What you should do »
Word for word, repeat the entries, minus the pictures.

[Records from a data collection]
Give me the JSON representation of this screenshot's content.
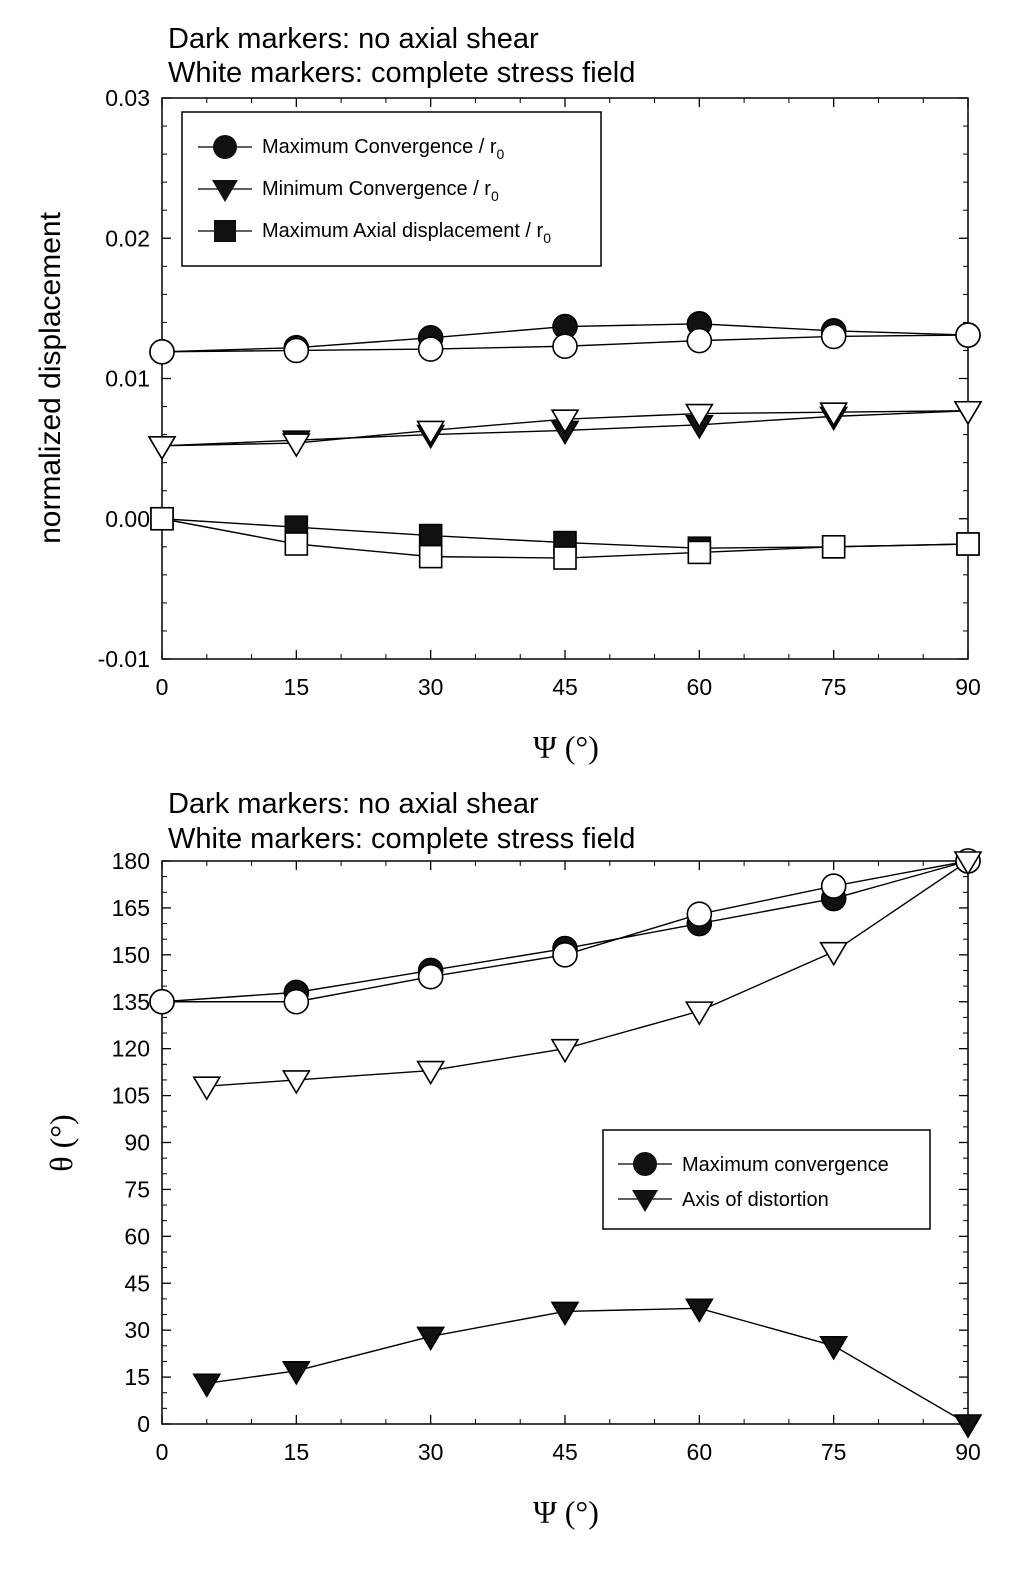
{
  "chart_data": [
    {
      "type": "line",
      "annotations": [
        "Dark markers: no axial shear",
        "White markers: complete stress field"
      ],
      "xlabel": "Ψ (°)",
      "ylabel": "normalized displacement",
      "xlim": [
        0,
        90
      ],
      "ylim": [
        -0.01,
        0.03
      ],
      "xticks": [
        0,
        15,
        30,
        45,
        60,
        75,
        90
      ],
      "yticks": [
        -0.01,
        0.0,
        0.01,
        0.02,
        0.03
      ],
      "ytick_labels": [
        "-0.01",
        "0.00",
        "0.01",
        "0.02",
        "0.03"
      ],
      "grid": false,
      "legend_position": "top-left",
      "legend": [
        {
          "label": "Maximum Convergence / r",
          "sub": "0",
          "marker": "circle"
        },
        {
          "label": "Minimum Convergence / r",
          "sub": "0",
          "marker": "triangle-down"
        },
        {
          "label": "Maximum Axial displacement / r",
          "sub": "0",
          "marker": "square"
        }
      ],
      "series": [
        {
          "marker": "circle",
          "fill": "dark",
          "x": [
            0,
            15,
            30,
            45,
            60,
            75,
            90
          ],
          "y": [
            0.0119,
            0.0122,
            0.0129,
            0.0137,
            0.0139,
            0.0134,
            0.0131
          ]
        },
        {
          "marker": "circle",
          "fill": "white",
          "x": [
            0,
            15,
            30,
            45,
            60,
            75,
            90
          ],
          "y": [
            0.0119,
            0.012,
            0.0121,
            0.0123,
            0.0127,
            0.013,
            0.0131
          ]
        },
        {
          "marker": "triangle-down",
          "fill": "dark",
          "x": [
            0,
            15,
            30,
            45,
            60,
            75,
            90
          ],
          "y": [
            0.0052,
            0.0056,
            0.006,
            0.0063,
            0.0067,
            0.0073,
            0.0077
          ]
        },
        {
          "marker": "triangle-down",
          "fill": "white",
          "x": [
            0,
            15,
            30,
            45,
            60,
            75,
            90
          ],
          "y": [
            0.0052,
            0.0054,
            0.0063,
            0.0071,
            0.0075,
            0.0076,
            0.0077
          ]
        },
        {
          "marker": "square",
          "fill": "dark",
          "x": [
            0,
            15,
            30,
            45,
            60,
            75,
            90
          ],
          "y": [
            0.0,
            -0.0006,
            -0.0012,
            -0.0017,
            -0.0021,
            -0.002,
            -0.0018
          ]
        },
        {
          "marker": "square",
          "fill": "white",
          "x": [
            0,
            15,
            30,
            45,
            60,
            75,
            90
          ],
          "y": [
            0.0,
            -0.0018,
            -0.0027,
            -0.0028,
            -0.0024,
            -0.002,
            -0.0018
          ]
        }
      ]
    },
    {
      "type": "line",
      "annotations": [
        "Dark markers: no axial shear",
        "White markers: complete stress field"
      ],
      "xlabel": "Ψ (°)",
      "ylabel": "θ (°)",
      "xlim": [
        0,
        90
      ],
      "ylim": [
        0,
        180
      ],
      "xticks": [
        0,
        15,
        30,
        45,
        60,
        75,
        90
      ],
      "yticks": [
        0,
        15,
        30,
        45,
        60,
        75,
        90,
        105,
        120,
        135,
        150,
        165,
        180
      ],
      "grid": false,
      "legend_position": "center-right",
      "legend": [
        {
          "label": "Maximum convergence",
          "marker": "circle"
        },
        {
          "label": "Axis of distortion",
          "marker": "triangle-down"
        }
      ],
      "series": [
        {
          "marker": "circle",
          "fill": "dark",
          "x": [
            0,
            15,
            30,
            45,
            60,
            75,
            90
          ],
          "y": [
            135,
            138,
            145,
            152,
            160,
            168,
            180
          ]
        },
        {
          "marker": "circle",
          "fill": "white",
          "x": [
            0,
            15,
            30,
            45,
            60,
            75,
            90
          ],
          "y": [
            135,
            135,
            143,
            150,
            163,
            172,
            180
          ]
        },
        {
          "marker": "triangle-down",
          "fill": "dark",
          "x": [
            5,
            15,
            30,
            45,
            60,
            75,
            90
          ],
          "y": [
            13,
            17,
            28,
            36,
            37,
            25,
            0
          ]
        },
        {
          "marker": "triangle-down",
          "fill": "white",
          "x": [
            5,
            15,
            30,
            45,
            60,
            75,
            90
          ],
          "y": [
            108,
            110,
            113,
            120,
            132,
            151,
            180
          ]
        }
      ]
    }
  ]
}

Task output »
Give me the JSON representation of this screenshot's content.
{
  "chart_data": [
    {
      "type": "line",
      "annotations": [
        "Dark markers: no axial shear",
        "White markers: complete stress field"
      ],
      "xlabel": "Ψ (°)",
      "ylabel": "normalized displacement",
      "xlim": [
        0,
        90
      ],
      "ylim": [
        -0.01,
        0.03
      ],
      "xticks": [
        0,
        15,
        30,
        45,
        60,
        75,
        90
      ],
      "yticks": [
        -0.01,
        0.0,
        0.01,
        0.02,
        0.03
      ],
      "ytick_labels": [
        "-0.01",
        "0.00",
        "0.01",
        "0.02",
        "0.03"
      ],
      "grid": false,
      "legend_position": "top-left",
      "legend": [
        {
          "label": "Maximum Convergence / r",
          "sub": "0",
          "marker": "circle"
        },
        {
          "label": "Minimum Convergence / r",
          "sub": "0",
          "marker": "triangle-down"
        },
        {
          "label": "Maximum Axial displacement / r",
          "sub": "0",
          "marker": "square"
        }
      ],
      "series": [
        {
          "marker": "circle",
          "fill": "dark",
          "x": [
            0,
            15,
            30,
            45,
            60,
            75,
            90
          ],
          "y": [
            0.0119,
            0.0122,
            0.0129,
            0.0137,
            0.0139,
            0.0134,
            0.0131
          ]
        },
        {
          "marker": "circle",
          "fill": "white",
          "x": [
            0,
            15,
            30,
            45,
            60,
            75,
            90
          ],
          "y": [
            0.0119,
            0.012,
            0.0121,
            0.0123,
            0.0127,
            0.013,
            0.0131
          ]
        },
        {
          "marker": "triangle-down",
          "fill": "dark",
          "x": [
            0,
            15,
            30,
            45,
            60,
            75,
            90
          ],
          "y": [
            0.0052,
            0.0056,
            0.006,
            0.0063,
            0.0067,
            0.0073,
            0.0077
          ]
        },
        {
          "marker": "triangle-down",
          "fill": "white",
          "x": [
            0,
            15,
            30,
            45,
            60,
            75,
            90
          ],
          "y": [
            0.0052,
            0.0054,
            0.0063,
            0.0071,
            0.0075,
            0.0076,
            0.0077
          ]
        },
        {
          "marker": "square",
          "fill": "dark",
          "x": [
            0,
            15,
            30,
            45,
            60,
            75,
            90
          ],
          "y": [
            0.0,
            -0.0006,
            -0.0012,
            -0.0017,
            -0.0021,
            -0.002,
            -0.0018
          ]
        },
        {
          "marker": "square",
          "fill": "white",
          "x": [
            0,
            15,
            30,
            45,
            60,
            75,
            90
          ],
          "y": [
            0.0,
            -0.0018,
            -0.0027,
            -0.0028,
            -0.0024,
            -0.002,
            -0.0018
          ]
        }
      ]
    },
    {
      "type": "line",
      "annotations": [
        "Dark markers: no axial shear",
        "White markers: complete stress field"
      ],
      "xlabel": "Ψ (°)",
      "ylabel": "θ (°)",
      "xlim": [
        0,
        90
      ],
      "ylim": [
        0,
        180
      ],
      "xticks": [
        0,
        15,
        30,
        45,
        60,
        75,
        90
      ],
      "yticks": [
        0,
        15,
        30,
        45,
        60,
        75,
        90,
        105,
        120,
        135,
        150,
        165,
        180
      ],
      "grid": false,
      "legend_position": "center-right",
      "legend": [
        {
          "label": "Maximum convergence",
          "marker": "circle"
        },
        {
          "label": "Axis of distortion",
          "marker": "triangle-down"
        }
      ],
      "series": [
        {
          "marker": "circle",
          "fill": "dark",
          "x": [
            0,
            15,
            30,
            45,
            60,
            75,
            90
          ],
          "y": [
            135,
            138,
            145,
            152,
            160,
            168,
            180
          ]
        },
        {
          "marker": "circle",
          "fill": "white",
          "x": [
            0,
            15,
            30,
            45,
            60,
            75,
            90
          ],
          "y": [
            135,
            135,
            143,
            150,
            163,
            172,
            180
          ]
        },
        {
          "marker": "triangle-down",
          "fill": "dark",
          "x": [
            5,
            15,
            30,
            45,
            60,
            75,
            90
          ],
          "y": [
            13,
            17,
            28,
            36,
            37,
            25,
            0
          ]
        },
        {
          "marker": "triangle-down",
          "fill": "white",
          "x": [
            5,
            15,
            30,
            45,
            60,
            75,
            90
          ],
          "y": [
            108,
            110,
            113,
            120,
            132,
            151,
            180
          ]
        }
      ]
    }
  ]
}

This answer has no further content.